● GIVEN EXERCISE: Copy all of the records below verbatim.

● Some records:
begin
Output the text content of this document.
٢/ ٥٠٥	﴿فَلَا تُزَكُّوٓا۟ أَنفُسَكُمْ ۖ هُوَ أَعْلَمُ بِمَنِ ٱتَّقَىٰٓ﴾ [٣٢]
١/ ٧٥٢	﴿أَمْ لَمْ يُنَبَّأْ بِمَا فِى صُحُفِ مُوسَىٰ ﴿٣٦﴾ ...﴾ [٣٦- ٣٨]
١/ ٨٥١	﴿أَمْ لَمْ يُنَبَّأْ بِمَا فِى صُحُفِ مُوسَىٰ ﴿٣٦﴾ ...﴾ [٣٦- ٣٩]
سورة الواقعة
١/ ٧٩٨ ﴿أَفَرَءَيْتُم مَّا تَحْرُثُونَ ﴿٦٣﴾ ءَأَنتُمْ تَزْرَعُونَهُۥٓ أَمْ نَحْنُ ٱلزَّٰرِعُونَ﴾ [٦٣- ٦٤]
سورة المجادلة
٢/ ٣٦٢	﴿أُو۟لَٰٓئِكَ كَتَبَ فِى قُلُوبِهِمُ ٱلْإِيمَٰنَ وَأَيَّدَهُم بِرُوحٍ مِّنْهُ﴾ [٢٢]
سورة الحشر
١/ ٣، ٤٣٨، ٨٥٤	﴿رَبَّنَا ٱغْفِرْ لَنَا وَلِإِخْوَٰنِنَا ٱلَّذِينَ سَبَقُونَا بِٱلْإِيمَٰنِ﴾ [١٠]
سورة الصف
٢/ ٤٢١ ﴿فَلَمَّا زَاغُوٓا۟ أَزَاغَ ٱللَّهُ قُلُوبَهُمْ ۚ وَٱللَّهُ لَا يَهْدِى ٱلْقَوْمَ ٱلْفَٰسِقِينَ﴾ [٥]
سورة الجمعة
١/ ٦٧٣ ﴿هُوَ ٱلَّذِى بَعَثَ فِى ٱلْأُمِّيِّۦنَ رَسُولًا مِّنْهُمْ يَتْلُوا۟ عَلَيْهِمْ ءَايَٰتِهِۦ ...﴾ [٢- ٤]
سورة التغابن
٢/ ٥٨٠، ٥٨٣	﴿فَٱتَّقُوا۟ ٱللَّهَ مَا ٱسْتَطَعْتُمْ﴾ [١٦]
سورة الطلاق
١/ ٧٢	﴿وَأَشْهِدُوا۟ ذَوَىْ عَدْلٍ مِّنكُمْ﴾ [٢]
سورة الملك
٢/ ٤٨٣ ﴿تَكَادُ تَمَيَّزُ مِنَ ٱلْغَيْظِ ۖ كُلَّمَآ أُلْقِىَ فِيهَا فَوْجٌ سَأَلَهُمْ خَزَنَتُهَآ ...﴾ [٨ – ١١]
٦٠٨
end
● ANSWER TO THE EXERCISE:
Output the text content of this document.
٢/ ٥٠٥	﴿فَلَا تُزَكُّوٓا۟ أَنفُسَكُمْ ۖ هُوَ أَعْلَمُ بِمَنِ ٱتَّقَىٰٓ﴾ [٣٢]
١/ ٧٥٢	﴿أَمْ لَمْ يُنَبَّأْ بِمَا فِى صُحُفِ مُوسَىٰ ﴿٣٦﴾ ...﴾ [٣٦- ٣٨]
١/ ٨٥١	﴿أَمْ لَمْ يُنَبَّأْ بِمَا فِى صُحُفِ مُوسَىٰ ﴿٣٦﴾ ...﴾ [٣٦- ٣٩]
سورة الواقعة
١/ ٧٩٨ ﴿أَفَرَءَيْتُم مَّا تَحْرُثُونَ ﴿٦٣﴾ ءَأَنتُمْ تَزْرَعُونَهُۥٓ أَمْ نَحْنُ ٱلزَّٰرِعُونَ﴾ [٦٣- ٦٤]
سورة المجادلة
٢/ ٣٦٢	﴿أُو۟لَٰٓئِكَ كَتَبَ فِى قُلُوبِهِمُ ٱلْإِيمَٰنَ وَأَيَّدَهُم بِرُوحٍ مِّنْهُ﴾ [٢٢]
سورة الحشر
١/ ٣، ٤٣٨، ٨٥٤	﴿رَبَّنَا ٱغْفِرْ لَنَا وَلِإِخْوَٰنِنَا ٱلَّذِينَ سَبَقُونَا بِٱلْإِيمَٰنِ﴾ [١٠]
سورة الصف
٢/ ٤٢١ ﴿فَلَمَّا زَاغُوٓا۟ أَزَاغَ ٱللَّهُ قُلُوبَهُمْ ۚ وَٱللَّهُ لَا يَهْدِى ٱلْقَوْمَ ٱلْفَٰسِقِينَ﴾ [٥]
سورة الجمعة
١/ ٦٧٣ ﴿هُوَ ٱلَّذِى بَعَثَ فِى ٱلْأُمِّيِّۦنَ رَسُولًا مِّنْهُمْ يَتْلُوا۟ عَلَيْهِمْ ءَايَٰتِهِۦ ...﴾ [٢- ٤]
سورة التغابن
٢/ ٥٨٠، ٥٨٣	﴿فَٱتَّقُوا۟ ٱللَّهَ مَا ٱسْتَطَعْتُمْ﴾ [١٦]
سورة الطلاق
١/ ٧٢	﴿وَأَشْهِدُوا۟ ذَوَىْ عَدْلٍ مِّنكُمْ﴾ [٢]
سورة الملك
٢/ ٤٨٣ ﴿تَكَادُ تَمَيَّزُ مِنَ ٱلْغَيْظِ ۖ كُلَّمَآ أُلْقِىَ فِيهَا فَوْجٌ سَأَلَهُمْ خَزَنَتُهَآ ...﴾ [٨ – ١١]
٦٠٨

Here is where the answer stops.